Objective. A line counts if it contains the string "Enter"; say how many such lines there are, giving only the number.

★ ★ ★ ★ ★

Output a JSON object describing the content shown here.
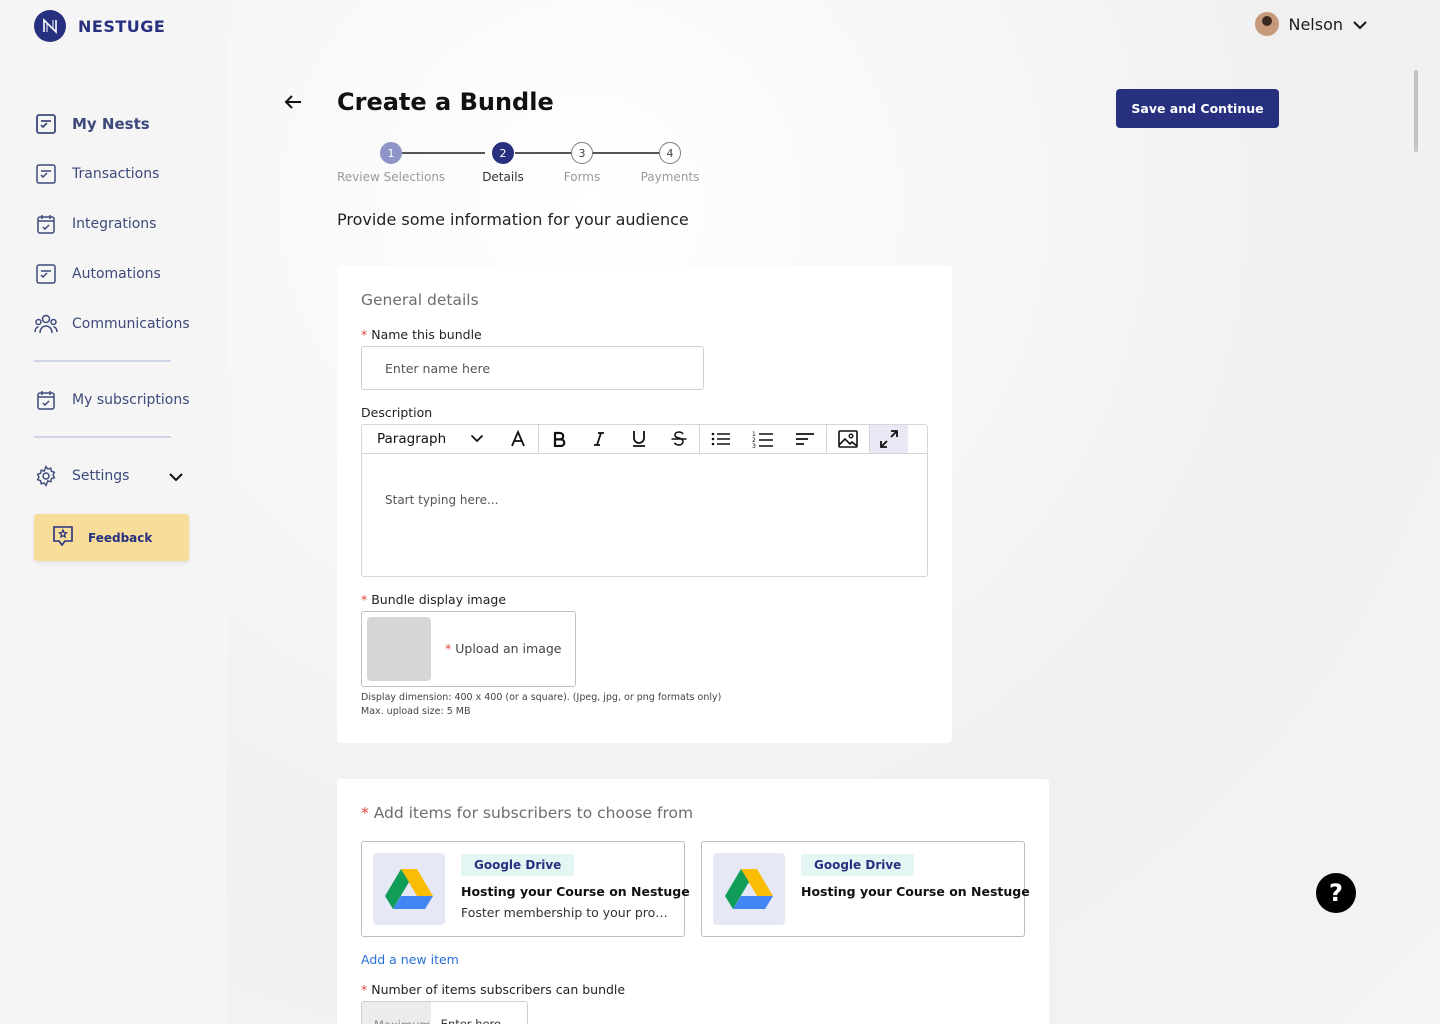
{
  "app": {
    "name": "NESTUGE"
  },
  "sidebar": {
    "items": [
      {
        "label": "My Nests",
        "icon": "checklist-icon"
      },
      {
        "label": "Transactions",
        "icon": "checklist-icon"
      },
      {
        "label": "Integrations",
        "icon": "calendar-check-icon"
      },
      {
        "label": "Automations",
        "icon": "checklist-icon"
      },
      {
        "label": "Communications",
        "icon": "group-icon"
      }
    ],
    "subscriptions": {
      "label": "My subscriptions",
      "icon": "calendar-check-icon"
    },
    "settings": {
      "label": "Settings",
      "icon": "gear-icon"
    },
    "feedback": {
      "label": "Feedback",
      "icon": "feedback-icon"
    }
  },
  "header": {
    "user_name": "Nelson"
  },
  "page": {
    "title": "Create a Bundle",
    "save_label": "Save and Continue",
    "subtitle": "Provide some information for your audience"
  },
  "stepper": {
    "steps": [
      {
        "number": "1",
        "label": "Review Selections",
        "state": "done"
      },
      {
        "number": "2",
        "label": "Details",
        "state": "current"
      },
      {
        "number": "3",
        "label": "Forms",
        "state": "upcoming"
      },
      {
        "number": "4",
        "label": "Payments",
        "state": "upcoming"
      }
    ]
  },
  "general": {
    "title": "General details",
    "name_label": "Name this bundle",
    "name_placeholder": "Enter name here",
    "description_label": "Description",
    "format_select": "Paragraph",
    "editor_placeholder": "Start typing here...",
    "image_label": "Bundle display image",
    "upload_text": "Upload an image",
    "hint_dimension": "Display dimension: 400 x 400 (or a square). (Jpeg, jpg, or png formats only)",
    "hint_size": "Max. upload size: 5 MB"
  },
  "items_section": {
    "title": "Add items for subscribers to choose from",
    "items": [
      {
        "badge": "Google Drive",
        "name": "Hosting your Course on Nestuge",
        "desc": "Foster membership to your profe..."
      },
      {
        "badge": "Google Drive",
        "name": "Hosting your Course on Nestuge",
        "desc": ""
      }
    ],
    "add_link": "Add a new item",
    "count_label": "Number of items subscribers can bundle",
    "count_prefix": "Maximum",
    "count_placeholder": "Enter here"
  },
  "help": {
    "label": "?"
  },
  "colors": {
    "brand": "#26307f",
    "feedback_bg": "#f8dc9a",
    "required": "#e0463b",
    "link": "#2a6fd6"
  }
}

★ ★ ★ ★ ★

Solution for this exercise. 2